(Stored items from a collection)
--- start ---

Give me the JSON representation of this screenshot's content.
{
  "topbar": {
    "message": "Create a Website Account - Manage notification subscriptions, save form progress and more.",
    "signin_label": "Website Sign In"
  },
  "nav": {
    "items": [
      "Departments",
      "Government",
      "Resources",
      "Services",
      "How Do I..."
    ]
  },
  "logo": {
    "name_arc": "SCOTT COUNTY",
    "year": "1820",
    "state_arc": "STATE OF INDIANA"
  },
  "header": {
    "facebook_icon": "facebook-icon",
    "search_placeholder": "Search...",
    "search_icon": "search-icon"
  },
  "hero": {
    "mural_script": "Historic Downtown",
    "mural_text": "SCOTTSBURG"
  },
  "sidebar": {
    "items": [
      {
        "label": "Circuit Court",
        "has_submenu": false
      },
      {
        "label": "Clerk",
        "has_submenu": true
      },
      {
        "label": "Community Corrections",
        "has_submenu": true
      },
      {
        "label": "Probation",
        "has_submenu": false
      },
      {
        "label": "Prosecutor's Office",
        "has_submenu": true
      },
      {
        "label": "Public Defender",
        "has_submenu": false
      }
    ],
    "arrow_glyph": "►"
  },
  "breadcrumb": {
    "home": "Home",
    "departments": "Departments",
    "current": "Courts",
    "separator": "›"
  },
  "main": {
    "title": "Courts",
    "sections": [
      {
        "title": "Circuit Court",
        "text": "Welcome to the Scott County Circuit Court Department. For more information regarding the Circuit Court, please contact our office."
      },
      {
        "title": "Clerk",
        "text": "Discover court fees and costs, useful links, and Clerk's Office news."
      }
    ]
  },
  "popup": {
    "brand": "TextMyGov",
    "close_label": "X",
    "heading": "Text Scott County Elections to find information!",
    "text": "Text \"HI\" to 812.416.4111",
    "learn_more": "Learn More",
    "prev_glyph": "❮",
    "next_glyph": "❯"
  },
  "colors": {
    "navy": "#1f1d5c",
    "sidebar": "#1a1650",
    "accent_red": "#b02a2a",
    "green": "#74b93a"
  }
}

--- end ---

### BRIEF
Using the data above, copy each line that contains "Clerk".

### EXERCISE OUTPUT
        "label": "Clerk",
        "title": "Clerk",
        "text": "Discover court fees and costs, useful links, and Clerk's Office news."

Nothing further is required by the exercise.